Direction: Isolate every line in the records below with "Count" in it.

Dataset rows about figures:
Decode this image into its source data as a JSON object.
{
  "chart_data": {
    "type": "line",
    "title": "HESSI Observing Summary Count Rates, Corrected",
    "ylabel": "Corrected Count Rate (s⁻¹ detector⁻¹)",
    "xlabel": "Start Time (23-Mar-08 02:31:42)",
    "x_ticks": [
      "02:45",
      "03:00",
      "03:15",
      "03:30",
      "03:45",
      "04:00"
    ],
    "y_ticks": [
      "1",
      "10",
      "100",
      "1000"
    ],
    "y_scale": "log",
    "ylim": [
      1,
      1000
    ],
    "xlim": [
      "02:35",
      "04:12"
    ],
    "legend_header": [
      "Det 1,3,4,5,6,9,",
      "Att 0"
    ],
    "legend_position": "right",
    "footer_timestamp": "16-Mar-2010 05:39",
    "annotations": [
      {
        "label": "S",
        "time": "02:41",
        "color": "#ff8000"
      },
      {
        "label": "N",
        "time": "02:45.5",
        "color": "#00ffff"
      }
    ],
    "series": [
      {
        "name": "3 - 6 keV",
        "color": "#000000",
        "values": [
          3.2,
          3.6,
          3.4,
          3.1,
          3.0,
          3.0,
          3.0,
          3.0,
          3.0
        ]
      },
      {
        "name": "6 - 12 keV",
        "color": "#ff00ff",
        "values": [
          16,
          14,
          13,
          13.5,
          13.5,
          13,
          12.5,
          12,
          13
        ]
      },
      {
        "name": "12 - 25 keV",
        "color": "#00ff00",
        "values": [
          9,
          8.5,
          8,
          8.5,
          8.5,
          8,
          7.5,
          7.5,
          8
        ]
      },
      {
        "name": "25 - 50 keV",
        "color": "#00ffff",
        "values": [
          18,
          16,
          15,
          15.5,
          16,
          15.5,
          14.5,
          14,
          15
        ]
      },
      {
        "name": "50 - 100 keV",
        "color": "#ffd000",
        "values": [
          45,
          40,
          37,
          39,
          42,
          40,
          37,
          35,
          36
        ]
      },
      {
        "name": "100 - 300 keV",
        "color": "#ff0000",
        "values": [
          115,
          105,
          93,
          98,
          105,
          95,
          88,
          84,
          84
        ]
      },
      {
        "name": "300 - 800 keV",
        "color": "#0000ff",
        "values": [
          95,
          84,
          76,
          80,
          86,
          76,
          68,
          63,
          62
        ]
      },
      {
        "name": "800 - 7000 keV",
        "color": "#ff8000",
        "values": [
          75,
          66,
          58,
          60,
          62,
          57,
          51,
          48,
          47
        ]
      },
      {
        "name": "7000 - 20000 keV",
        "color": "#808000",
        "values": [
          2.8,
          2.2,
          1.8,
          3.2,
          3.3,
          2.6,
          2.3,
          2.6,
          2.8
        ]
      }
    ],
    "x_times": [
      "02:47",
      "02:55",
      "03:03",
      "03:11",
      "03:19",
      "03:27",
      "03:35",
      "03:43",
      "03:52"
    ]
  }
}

Result below:
    "title": "HESSI Observing Summary Count Rates, Corrected",
    "ylabel": "Corrected Count Rate (s⁻¹ detector⁻¹)",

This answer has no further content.